Exercise: Reproduce each line of the records below verbatim, with no alterations.

Provided records:
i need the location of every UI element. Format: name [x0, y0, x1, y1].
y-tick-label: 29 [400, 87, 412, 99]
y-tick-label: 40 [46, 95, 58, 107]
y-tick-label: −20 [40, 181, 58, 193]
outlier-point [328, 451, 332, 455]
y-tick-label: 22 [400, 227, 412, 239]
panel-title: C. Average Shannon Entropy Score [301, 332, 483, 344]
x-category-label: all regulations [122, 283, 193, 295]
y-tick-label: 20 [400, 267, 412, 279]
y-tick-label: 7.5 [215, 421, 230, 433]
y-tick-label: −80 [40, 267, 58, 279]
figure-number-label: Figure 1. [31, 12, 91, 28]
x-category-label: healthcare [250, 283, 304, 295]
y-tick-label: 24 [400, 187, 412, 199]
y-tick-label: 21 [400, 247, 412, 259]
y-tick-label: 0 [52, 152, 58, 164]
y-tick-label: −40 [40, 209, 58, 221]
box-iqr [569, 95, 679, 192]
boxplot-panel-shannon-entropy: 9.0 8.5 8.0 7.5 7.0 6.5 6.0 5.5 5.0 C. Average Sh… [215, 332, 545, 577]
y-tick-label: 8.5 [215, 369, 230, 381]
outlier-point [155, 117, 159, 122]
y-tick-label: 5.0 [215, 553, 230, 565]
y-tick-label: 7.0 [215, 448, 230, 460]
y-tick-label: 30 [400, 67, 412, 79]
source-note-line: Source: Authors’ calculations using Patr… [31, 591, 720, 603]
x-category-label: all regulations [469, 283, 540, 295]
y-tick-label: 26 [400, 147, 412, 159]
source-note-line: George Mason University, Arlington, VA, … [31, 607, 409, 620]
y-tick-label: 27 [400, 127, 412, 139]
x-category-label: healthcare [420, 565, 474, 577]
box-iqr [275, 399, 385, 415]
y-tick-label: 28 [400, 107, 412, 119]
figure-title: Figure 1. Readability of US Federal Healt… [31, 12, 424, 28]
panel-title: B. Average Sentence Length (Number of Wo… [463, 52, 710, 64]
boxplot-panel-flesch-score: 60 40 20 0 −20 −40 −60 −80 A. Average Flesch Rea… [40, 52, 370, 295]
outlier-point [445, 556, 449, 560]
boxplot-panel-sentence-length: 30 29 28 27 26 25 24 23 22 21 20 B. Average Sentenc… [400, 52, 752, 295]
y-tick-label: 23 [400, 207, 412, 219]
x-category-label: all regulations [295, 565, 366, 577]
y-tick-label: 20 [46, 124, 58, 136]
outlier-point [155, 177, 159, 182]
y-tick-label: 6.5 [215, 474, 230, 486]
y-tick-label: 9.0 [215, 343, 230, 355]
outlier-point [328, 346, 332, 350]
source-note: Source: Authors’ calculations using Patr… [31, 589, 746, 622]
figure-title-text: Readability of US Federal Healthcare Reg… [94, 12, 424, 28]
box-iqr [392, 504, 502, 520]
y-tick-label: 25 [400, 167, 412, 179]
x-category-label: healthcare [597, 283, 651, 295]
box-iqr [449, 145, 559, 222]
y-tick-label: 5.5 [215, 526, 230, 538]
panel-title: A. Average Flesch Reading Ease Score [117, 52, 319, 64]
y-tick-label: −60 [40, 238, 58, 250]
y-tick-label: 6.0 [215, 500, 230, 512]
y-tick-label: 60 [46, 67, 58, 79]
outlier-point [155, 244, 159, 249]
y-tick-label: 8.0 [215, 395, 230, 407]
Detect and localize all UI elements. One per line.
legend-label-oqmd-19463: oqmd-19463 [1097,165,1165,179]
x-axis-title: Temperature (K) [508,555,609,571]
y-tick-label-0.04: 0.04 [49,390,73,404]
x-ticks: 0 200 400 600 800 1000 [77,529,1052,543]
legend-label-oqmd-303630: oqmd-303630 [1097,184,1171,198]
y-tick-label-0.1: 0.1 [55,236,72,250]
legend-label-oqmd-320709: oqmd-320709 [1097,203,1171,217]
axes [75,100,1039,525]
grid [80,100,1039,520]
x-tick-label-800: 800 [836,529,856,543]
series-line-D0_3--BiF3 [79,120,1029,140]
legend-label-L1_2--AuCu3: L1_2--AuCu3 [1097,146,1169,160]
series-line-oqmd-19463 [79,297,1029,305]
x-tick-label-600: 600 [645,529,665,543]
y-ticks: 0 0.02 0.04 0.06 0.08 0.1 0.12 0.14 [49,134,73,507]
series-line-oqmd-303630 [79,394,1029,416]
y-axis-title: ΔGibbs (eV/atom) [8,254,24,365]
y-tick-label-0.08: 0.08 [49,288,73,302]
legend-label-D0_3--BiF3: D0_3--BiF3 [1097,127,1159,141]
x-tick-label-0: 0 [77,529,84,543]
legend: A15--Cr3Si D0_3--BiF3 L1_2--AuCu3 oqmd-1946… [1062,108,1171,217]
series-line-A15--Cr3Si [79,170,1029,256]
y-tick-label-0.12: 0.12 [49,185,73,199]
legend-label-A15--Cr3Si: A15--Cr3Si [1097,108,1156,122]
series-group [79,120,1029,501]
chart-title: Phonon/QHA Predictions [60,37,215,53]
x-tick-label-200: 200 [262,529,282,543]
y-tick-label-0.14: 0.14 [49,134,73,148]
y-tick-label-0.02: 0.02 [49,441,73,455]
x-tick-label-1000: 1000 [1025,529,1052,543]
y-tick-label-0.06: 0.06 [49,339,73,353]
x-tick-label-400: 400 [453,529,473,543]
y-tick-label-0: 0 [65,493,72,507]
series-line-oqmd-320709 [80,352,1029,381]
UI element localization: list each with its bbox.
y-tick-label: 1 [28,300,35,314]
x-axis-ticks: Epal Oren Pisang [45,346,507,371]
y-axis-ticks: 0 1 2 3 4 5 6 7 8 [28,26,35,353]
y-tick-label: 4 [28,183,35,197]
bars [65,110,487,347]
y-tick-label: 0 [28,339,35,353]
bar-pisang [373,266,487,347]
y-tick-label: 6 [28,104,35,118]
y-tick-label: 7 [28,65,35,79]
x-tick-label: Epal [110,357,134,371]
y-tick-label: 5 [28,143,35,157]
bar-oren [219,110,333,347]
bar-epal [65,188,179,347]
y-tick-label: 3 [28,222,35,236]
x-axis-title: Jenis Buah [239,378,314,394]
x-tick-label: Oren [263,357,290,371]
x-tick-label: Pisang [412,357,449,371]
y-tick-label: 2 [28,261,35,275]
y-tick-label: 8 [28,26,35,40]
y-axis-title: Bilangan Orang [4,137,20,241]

Solution:
i need the location of every UI element. Format: name [x0, y0, x1, y1].
y-tick-label: 29 [400, 87, 412, 99]
y-tick-label: 40 [46, 95, 58, 107]
y-tick-label: −20 [40, 181, 58, 193]
outlier-point [328, 451, 332, 455]
y-tick-label: 22 [400, 227, 412, 239]
panel-title: C. Average Shannon Entropy Score [301, 332, 483, 344]
x-category-label: all regulations [122, 283, 193, 295]
y-tick-label: 20 [400, 267, 412, 279]
y-tick-label: 7.5 [215, 421, 230, 433]
y-tick-label: −80 [40, 267, 58, 279]
figure-number-label: Figure 1. [31, 12, 91, 28]
x-category-label: healthcare [250, 283, 304, 295]
y-tick-label: 24 [400, 187, 412, 199]
y-tick-label: 21 [400, 247, 412, 259]
y-tick-label: 0 [52, 152, 58, 164]
y-tick-label: −40 [40, 209, 58, 221]
box-iqr [569, 95, 679, 192]
boxplot-panel-shannon-entropy: 9.0 8.5 8.0 7.5 7.0 6.5 6.0 5.5 5.0 C. Average Sh… [215, 332, 545, 577]
y-tick-label: 8.5 [215, 369, 230, 381]
outlier-point [155, 117, 159, 122]
y-tick-label: 5.0 [215, 553, 230, 565]
y-tick-label: 7.0 [215, 448, 230, 460]
y-tick-label: 30 [400, 67, 412, 79]
source-note-line: Source: Authors’ calculations using Patr… [31, 591, 720, 603]
x-category-label: all regulations [469, 283, 540, 295]
y-tick-label: 26 [400, 147, 412, 159]
source-note-line: George Mason University, Arlington, VA, … [31, 607, 409, 620]
y-tick-label: 27 [400, 127, 412, 139]
x-category-label: healthcare [420, 565, 474, 577]
box-iqr [275, 399, 385, 415]
y-tick-label: 28 [400, 107, 412, 119]
figure-title: Figure 1. Readability of US Federal Healt… [31, 12, 424, 28]
panel-title: B. Average Sentence Length (Number of Wo… [463, 52, 710, 64]
boxplot-panel-flesch-score: 60 40 20 0 −20 −40 −60 −80 A. Average Flesch Rea… [40, 52, 370, 295]
outlier-point [445, 556, 449, 560]
boxplot-panel-sentence-length: 30 29 28 27 26 25 24 23 22 21 20 B. Average Sentenc… [400, 52, 752, 295]
y-tick-label: 23 [400, 207, 412, 219]
x-category-label: all regulations [295, 565, 366, 577]
y-tick-label: 20 [46, 124, 58, 136]
outlier-point [155, 177, 159, 182]
y-tick-label: 6.5 [215, 474, 230, 486]
y-tick-label: 9.0 [215, 343, 230, 355]
outlier-point [328, 346, 332, 350]
source-note: Source: Authors’ calculations using Patr… [31, 589, 746, 622]
figure-title-text: Readability of US Federal Healthcare Reg… [94, 12, 424, 28]
box-iqr [392, 504, 502, 520]
y-tick-label: 25 [400, 167, 412, 179]
x-category-label: healthcare [597, 283, 651, 295]
box-iqr [449, 145, 559, 222]
y-tick-label: 5.5 [215, 526, 230, 538]
panel-title: A. Average Flesch Reading Ease Score [117, 52, 319, 64]
y-tick-label: −60 [40, 238, 58, 250]
y-tick-label: 6.0 [215, 500, 230, 512]
y-tick-label: 60 [46, 67, 58, 79]
outlier-point [155, 244, 159, 249]
y-tick-label: 8.0 [215, 395, 230, 407]
Detect and localize all UI elements. One per line.
legend-label-oqmd-19463: oqmd-19463 [1097,165,1165,179]
x-axis-title: Temperature (K) [508,555,609,571]
y-tick-label-0.04: 0.04 [49,390,73,404]
x-ticks: 0 200 400 600 800 1000 [77,529,1052,543]
legend-label-oqmd-303630: oqmd-303630 [1097,184,1171,198]
y-tick-label-0.1: 0.1 [55,236,72,250]
legend-label-oqmd-320709: oqmd-320709 [1097,203,1171,217]
axes [75,100,1039,525]
grid [80,100,1039,520]
x-tick-label-800: 800 [836,529,856,543]
series-line-D0_3--BiF3 [79,120,1029,140]
legend-label-L1_2--AuCu3: L1_2--AuCu3 [1097,146,1169,160]
series-line-oqmd-19463 [79,297,1029,305]
x-tick-label-600: 600 [645,529,665,543]
y-ticks: 0 0.02 0.04 0.06 0.08 0.1 0.12 0.14 [49,134,73,507]
series-line-oqmd-303630 [79,394,1029,416]
y-axis-title: ΔGibbs (eV/atom) [8,254,24,365]
y-tick-label-0.08: 0.08 [49,288,73,302]
legend-label-D0_3--BiF3: D0_3--BiF3 [1097,127,1159,141]
x-tick-label-0: 0 [77,529,84,543]
legend: A15--Cr3Si D0_3--BiF3 L1_2--AuCu3 oqmd-1946… [1062,108,1171,217]
series-line-A15--Cr3Si [79,170,1029,256]
y-tick-label-0.12: 0.12 [49,185,73,199]
legend-label-A15--Cr3Si: A15--Cr3Si [1097,108,1156,122]
series-group [79,120,1029,501]
chart-title: Phonon/QHA Predictions [60,37,215,53]
x-tick-label-200: 200 [262,529,282,543]
y-tick-label-0.14: 0.14 [49,134,73,148]
y-tick-label-0.02: 0.02 [49,441,73,455]
x-tick-label-1000: 1000 [1025,529,1052,543]
y-tick-label-0.06: 0.06 [49,339,73,353]
x-tick-label-400: 400 [453,529,473,543]
y-tick-label-0: 0 [65,493,72,507]
series-line-oqmd-320709 [80,352,1029,381]
UI element localization: list each with its bbox.
y-tick-label: 1 [28,300,35,314]
x-axis-ticks: Epal Oren Pisang [45,346,507,371]
y-axis-ticks: 0 1 2 3 4 5 6 7 8 [28,26,35,353]
y-tick-label: 4 [28,183,35,197]
bars [65,110,487,347]
y-tick-label: 0 [28,339,35,353]
bar-pisang [373,266,487,347]
y-tick-label: 6 [28,104,35,118]
y-tick-label: 7 [28,65,35,79]
x-tick-label: Epal [110,357,134,371]
y-tick-label: 5 [28,143,35,157]
bar-oren [219,110,333,347]
bar-epal [65,188,179,347]
y-tick-label: 3 [28,222,35,236]
x-axis-title: Jenis Buah [239,378,314,394]
x-tick-label: Oren [263,357,290,371]
x-tick-label: Pisang [412,357,449,371]
y-tick-label: 2 [28,261,35,275]
y-tick-label: 8 [28,26,35,40]
y-axis-title: Bilangan Orang [4,137,20,241]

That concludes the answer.